Retype the records below word for word and omit any image.

[ENTRIES SUPPLIED]
------------------------------

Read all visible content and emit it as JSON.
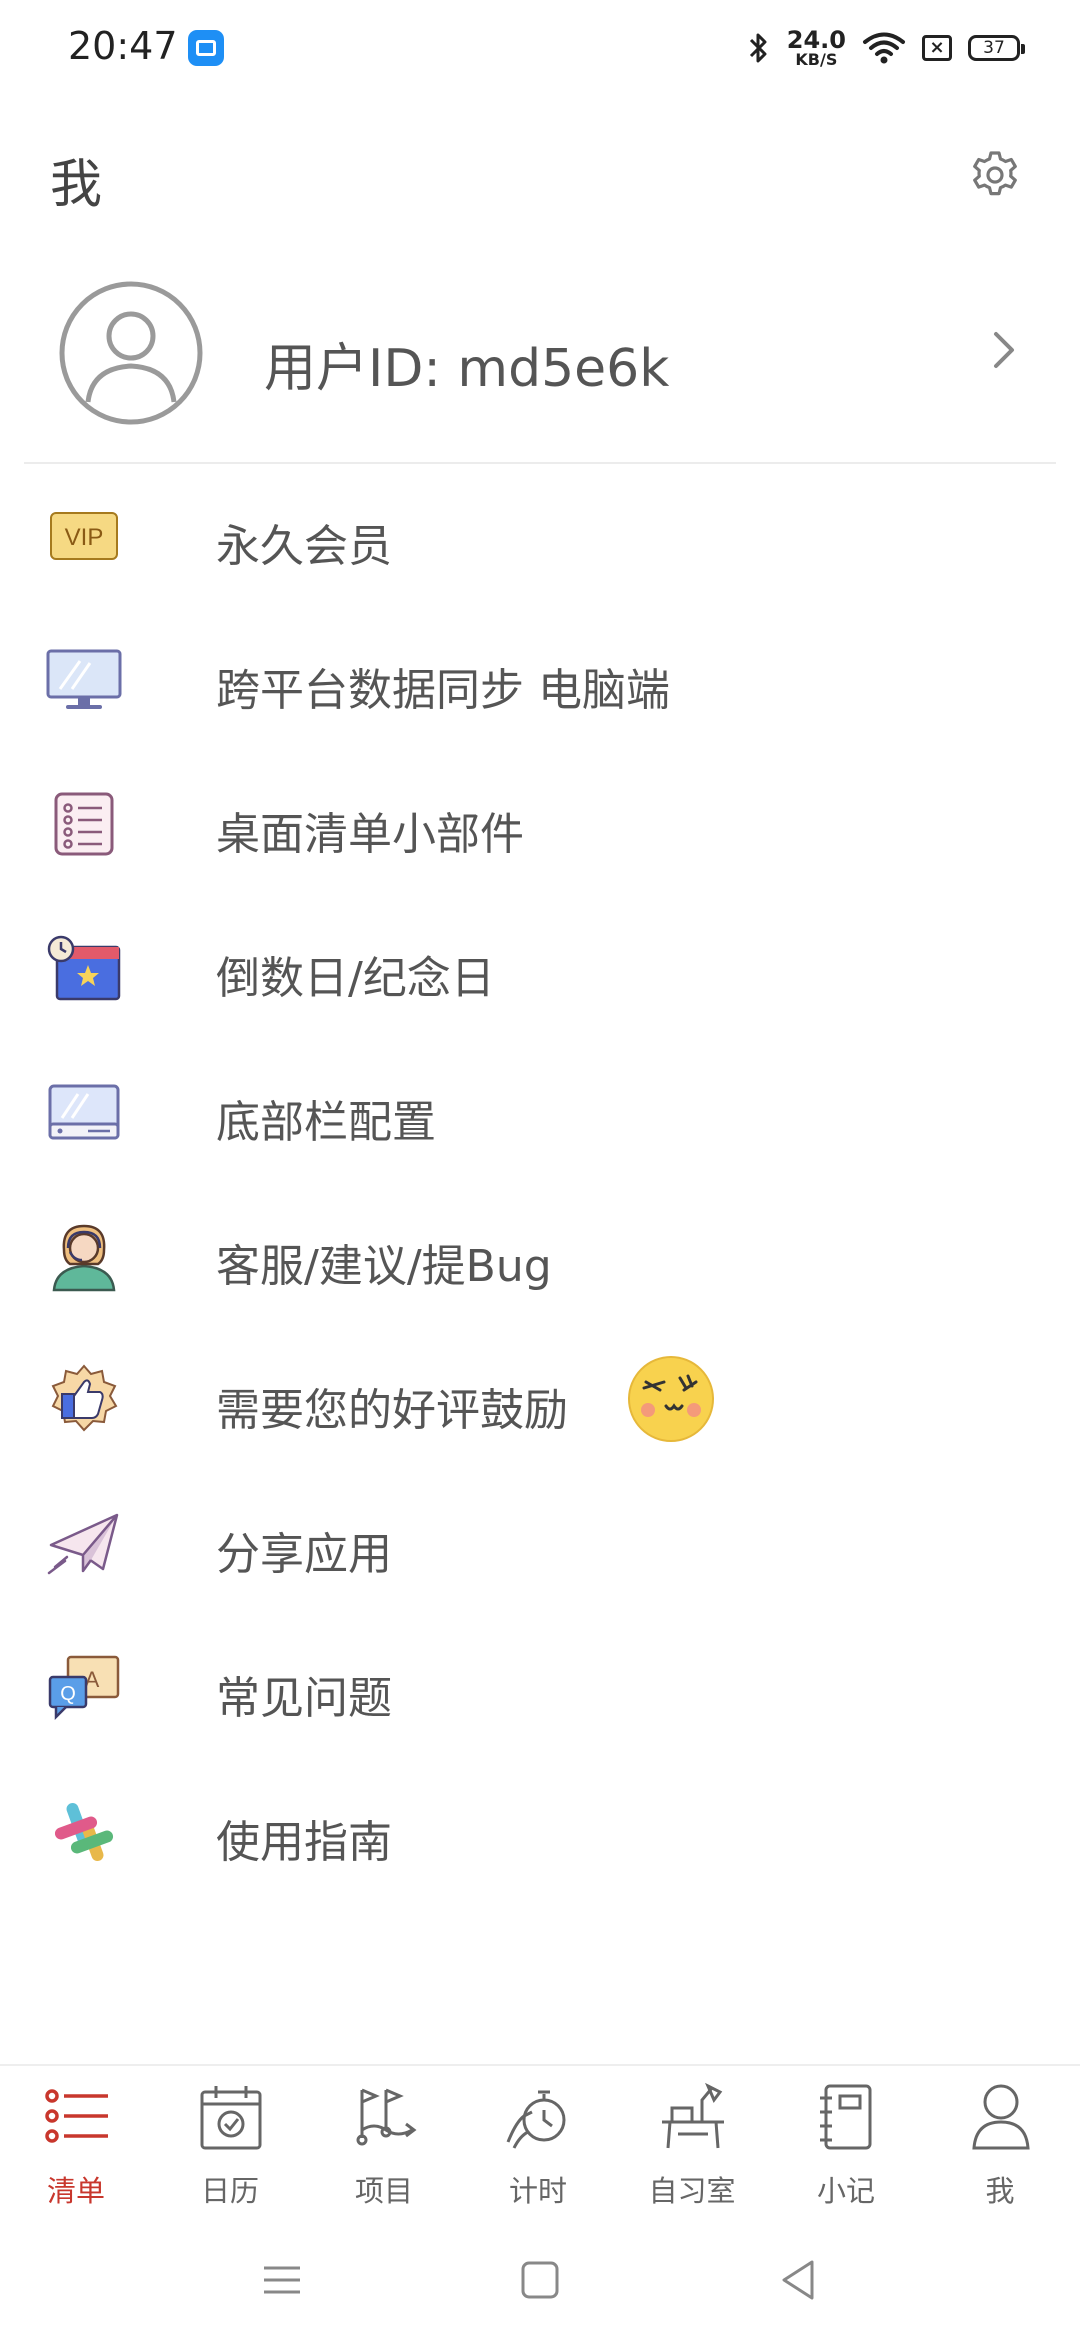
{
  "status_bar": {
    "time": "20:47",
    "net_speed_value": "24.0",
    "net_speed_unit": "KB/S",
    "battery": "37",
    "sim_status": "×",
    "icons": [
      "app-notification-icon",
      "bluetooth-icon",
      "wifi-icon",
      "sim-icon",
      "battery-icon"
    ]
  },
  "header": {
    "title": "我",
    "settings_icon": "gear-icon"
  },
  "profile": {
    "user_id": "用户ID: md5e6k",
    "avatar_icon": "user-avatar-icon",
    "chevron_icon": "chevron-right-icon"
  },
  "menu": [
    {
      "label": "永久会员",
      "icon": "vip-icon"
    },
    {
      "label": "跨平台数据同步 电脑端",
      "icon": "monitor-icon"
    },
    {
      "label": "桌面清单小部件",
      "icon": "checklist-icon"
    },
    {
      "label": "倒数日/纪念日",
      "icon": "calendar-star-icon"
    },
    {
      "label": "底部栏配置",
      "icon": "bottom-bar-icon"
    },
    {
      "label": "客服/建议/提Bug",
      "icon": "support-agent-icon"
    },
    {
      "label": "需要您的好评鼓励",
      "icon": "thumbs-up-badge-icon",
      "extra_icon": "wink-emoji-icon"
    },
    {
      "label": "分享应用",
      "icon": "paper-plane-icon"
    },
    {
      "label": "常见问题",
      "icon": "faq-icon"
    },
    {
      "label": "使用指南",
      "icon": "slack-guide-icon"
    }
  ],
  "tabs": [
    {
      "label": "清单",
      "icon": "list-icon",
      "active": true
    },
    {
      "label": "日历",
      "icon": "calendar-icon",
      "active": false
    },
    {
      "label": "项目",
      "icon": "project-flow-icon",
      "active": false
    },
    {
      "label": "计时",
      "icon": "stopwatch-icon",
      "active": false
    },
    {
      "label": "自习室",
      "icon": "desk-lamp-icon",
      "active": false
    },
    {
      "label": "小记",
      "icon": "notebook-icon",
      "active": false
    },
    {
      "label": "我",
      "icon": "person-icon",
      "active": false
    }
  ],
  "colors": {
    "accent": "#c8372d",
    "text": "#555555",
    "divider": "#ececec"
  },
  "system_nav": [
    "menu-icon",
    "home-icon",
    "back-icon"
  ]
}
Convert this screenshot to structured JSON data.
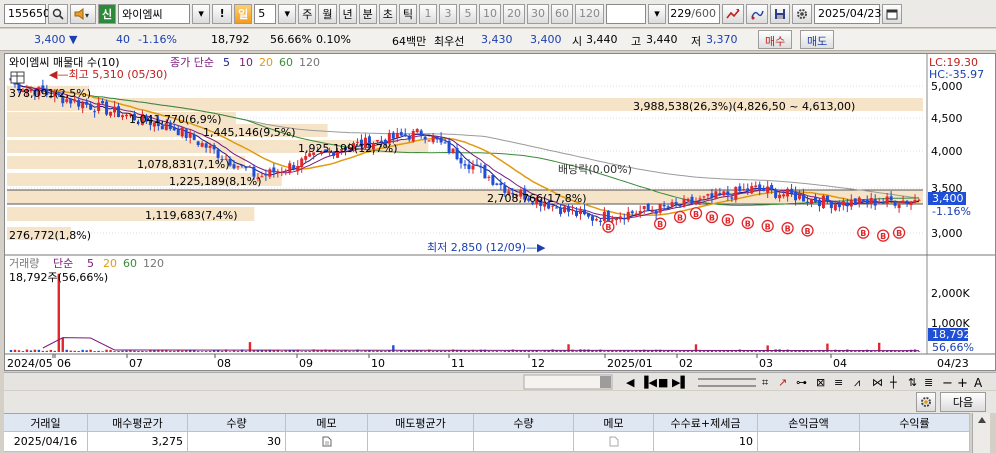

------------------------------

[SOLUTION TO THIS PROBLEM]
Read all visible content and emit it as JSON.
{
  "status_bar": {
    "time": "20:47",
    "net_speed_value": "24.0",
    "net_speed_unit": "KB/S",
    "battery": "37",
    "sim_status": "×",
    "icons": [
      "app-notification-icon",
      "bluetooth-icon",
      "wifi-icon",
      "sim-icon",
      "battery-icon"
    ]
  },
  "header": {
    "title": "我",
    "settings_icon": "gear-icon"
  },
  "profile": {
    "user_id": "用户ID: md5e6k",
    "avatar_icon": "user-avatar-icon",
    "chevron_icon": "chevron-right-icon"
  },
  "menu": [
    {
      "label": "永久会员",
      "icon": "vip-icon"
    },
    {
      "label": "跨平台数据同步 电脑端",
      "icon": "monitor-icon"
    },
    {
      "label": "桌面清单小部件",
      "icon": "checklist-icon"
    },
    {
      "label": "倒数日/纪念日",
      "icon": "calendar-star-icon"
    },
    {
      "label": "底部栏配置",
      "icon": "bottom-bar-icon"
    },
    {
      "label": "客服/建议/提Bug",
      "icon": "support-agent-icon"
    },
    {
      "label": "需要您的好评鼓励",
      "icon": "thumbs-up-badge-icon",
      "extra_icon": "wink-emoji-icon"
    },
    {
      "label": "分享应用",
      "icon": "paper-plane-icon"
    },
    {
      "label": "常见问题",
      "icon": "faq-icon"
    },
    {
      "label": "使用指南",
      "icon": "slack-guide-icon"
    }
  ],
  "tabs": [
    {
      "label": "清单",
      "icon": "list-icon",
      "active": true
    },
    {
      "label": "日历",
      "icon": "calendar-icon",
      "active": false
    },
    {
      "label": "项目",
      "icon": "project-flow-icon",
      "active": false
    },
    {
      "label": "计时",
      "icon": "stopwatch-icon",
      "active": false
    },
    {
      "label": "自习室",
      "icon": "desk-lamp-icon",
      "active": false
    },
    {
      "label": "小记",
      "icon": "notebook-icon",
      "active": false
    },
    {
      "label": "我",
      "icon": "person-icon",
      "active": false
    }
  ],
  "colors": {
    "accent": "#c8372d",
    "text": "#555555",
    "divider": "#ececec"
  },
  "system_nav": [
    "menu-icon",
    "home-icon",
    "back-icon"
  ]
}
Convert this screenshot to structured JSON data.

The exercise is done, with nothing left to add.